TO DO
Extend the pizza-lunch announcement below about the biobots talk, picking up right after its final sentence.

SOURCE PASSAGE
##########

Our next pizza lunch features Alper Bozkurt, an Assistant Professor of Electrical and Computer Engineering at North Carolina State University.
He makes “biobots” — cockroaches and trained dogs wirelessly guided by microsystems that provide neural stimulation and physiological monitoring. The result is a “cyber-physical working animal.”
Bionic-equipped trained dogs and untrained insects.
Noon, Thursday, Sept. 17
At the Frontier in RTP Park Center (across NC-54 from the former location at Sigma Xi) 800 Park Offices Dr., Research Triangle Park, NC 27709
CYBER-ENABLED BIONIC ORGANISMS FOR ENVIRONMENTAL SENSING AND SEARCH-AND-RESCUE
Abstract:
The present day technology falls short in offering autonomous mobile robots that can function effectively and efficiently under unknown and dynamic environmental conditions. Insects and canines, on the other hand, exhibit an unmatched ability to navigate through a wide variety of environments and overcome perturbations by successfully maintaining control and stability. In this talk, Dr. Alper Bozkurt will present how microsystems based neural stimulation and physiological monitoring systems are used to wirelessly navigate cockroaches and train dogs to enable cyber-physical working animals. These biobots can potentially assist humans in environmental sensing and search-and-rescue applications to pinpoint hazardous material or to find earthquake victims. This is one of the on-going efforts under Integrated Bionic MicroSystems Laboratory (iBionicS Lab) which has a vision to introduce conceptually novel neural engineering methodologies and systems to interface artificial systems with biological organisms towards the next generation bionic cyber-physical systems. Such cyber-physical systems would be the building blocks of a new era where everything is connected to each other through the Internet of Things.

##########

[Data rows]

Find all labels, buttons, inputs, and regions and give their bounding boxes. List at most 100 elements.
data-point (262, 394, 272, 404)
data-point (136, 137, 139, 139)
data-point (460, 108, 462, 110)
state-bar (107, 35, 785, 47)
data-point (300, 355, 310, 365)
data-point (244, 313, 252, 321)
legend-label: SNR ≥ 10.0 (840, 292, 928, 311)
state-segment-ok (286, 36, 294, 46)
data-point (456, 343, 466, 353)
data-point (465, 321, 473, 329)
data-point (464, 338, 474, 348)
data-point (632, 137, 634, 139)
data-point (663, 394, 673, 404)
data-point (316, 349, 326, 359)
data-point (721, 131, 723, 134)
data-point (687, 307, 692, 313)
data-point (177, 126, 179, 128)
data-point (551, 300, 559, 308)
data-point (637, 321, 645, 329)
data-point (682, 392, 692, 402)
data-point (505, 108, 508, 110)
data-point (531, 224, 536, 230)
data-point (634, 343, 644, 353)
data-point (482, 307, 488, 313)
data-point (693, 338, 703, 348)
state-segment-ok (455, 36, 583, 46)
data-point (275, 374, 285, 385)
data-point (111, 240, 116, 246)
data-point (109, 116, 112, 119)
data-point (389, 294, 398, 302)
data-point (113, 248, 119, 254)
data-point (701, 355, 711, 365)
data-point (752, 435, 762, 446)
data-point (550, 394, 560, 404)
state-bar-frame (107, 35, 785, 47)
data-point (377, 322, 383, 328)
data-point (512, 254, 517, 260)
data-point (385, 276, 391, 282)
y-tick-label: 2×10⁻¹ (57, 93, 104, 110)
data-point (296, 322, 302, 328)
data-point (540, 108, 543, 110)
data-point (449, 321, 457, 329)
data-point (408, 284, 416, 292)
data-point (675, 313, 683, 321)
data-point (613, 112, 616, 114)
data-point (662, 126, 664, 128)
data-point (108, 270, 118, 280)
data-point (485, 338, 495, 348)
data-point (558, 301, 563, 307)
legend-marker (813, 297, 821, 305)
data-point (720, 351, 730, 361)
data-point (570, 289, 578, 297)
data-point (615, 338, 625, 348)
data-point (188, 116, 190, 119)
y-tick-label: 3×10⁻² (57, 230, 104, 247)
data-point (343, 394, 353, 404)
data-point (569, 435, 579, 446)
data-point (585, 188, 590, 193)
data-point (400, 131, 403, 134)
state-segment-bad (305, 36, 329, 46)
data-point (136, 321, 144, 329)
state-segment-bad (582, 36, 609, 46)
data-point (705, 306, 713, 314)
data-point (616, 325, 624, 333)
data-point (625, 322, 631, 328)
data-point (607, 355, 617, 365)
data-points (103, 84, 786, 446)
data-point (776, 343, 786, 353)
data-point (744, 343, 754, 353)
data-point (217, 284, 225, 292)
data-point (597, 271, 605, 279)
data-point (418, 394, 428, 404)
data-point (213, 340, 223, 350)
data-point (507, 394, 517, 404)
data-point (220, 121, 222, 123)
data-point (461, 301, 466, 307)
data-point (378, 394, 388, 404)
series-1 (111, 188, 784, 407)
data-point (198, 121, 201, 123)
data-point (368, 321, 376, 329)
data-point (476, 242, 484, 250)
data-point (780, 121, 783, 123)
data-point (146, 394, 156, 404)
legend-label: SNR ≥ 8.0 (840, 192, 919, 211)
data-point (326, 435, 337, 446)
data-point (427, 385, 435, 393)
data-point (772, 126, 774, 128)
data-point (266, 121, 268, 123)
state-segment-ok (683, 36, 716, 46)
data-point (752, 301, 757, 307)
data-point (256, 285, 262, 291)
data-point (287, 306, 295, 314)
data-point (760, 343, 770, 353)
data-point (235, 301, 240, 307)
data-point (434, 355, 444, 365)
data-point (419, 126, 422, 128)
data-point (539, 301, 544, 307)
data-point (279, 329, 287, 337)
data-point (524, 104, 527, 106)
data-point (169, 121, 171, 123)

##########

EXPECTED OUTPUT
Biography:
Alper Bozkurt is currently an Assistant Professor in Department of Electrical and Computer Engineering at North Carolina State University. He received a doctorate degree from Cornell University in Ithaca, NY (advisor: Prof. Amit Lal) and master’s degree in biomedical engineering from Drexel University in Philadelphia, PA. Dr. Bozkurt is the founder and the director of Integrated Bionic MicroSystems Laboratory at NC State where his current research interests include development of microscale sensors, actuators and methodologies to unlock the mysteries of biological systems with an aim of engineering these systems directly or developing new engineering approaches by learning from these. These cell level and organism level biological systems include metamorphic sensory neurons, developing motoneurons, Madagascar hissing cockroaches, Carolina sphinx moths, canines, lemurs and humans. His recent research achievements with biobots were covered by several media agencies including BBC, CNN, National Geographic, Discovery Channel, Science Channel, Newsweek and Reuters. In parallel to his studies, he also worked as an official consultant for the Disney movie “G-Force” produced by Jerry Bruckheimer and participated to Smart America Challenge organized by the White House Presidential Innovation Fellows. Dr. Bozkurt is a recipient of the Calhoun Fellowship from Drexel University, Donald Kerr Award at Cornell University, Chancellor’s Innovation Award and William F. Lane Outstanding Teacher Award at North Carolina State University and the best paper award from The US Government Microcircuit Applications & Critical Technology Conference and IEEE Body Sensor Networks Conference. Dr. Bozkurt is also the testbed leader under The National Science Foundation Nanosystems Engineering Research Center for Advanced Self-Powered Systems of Integrated Sensors and Technologies (ASSIST).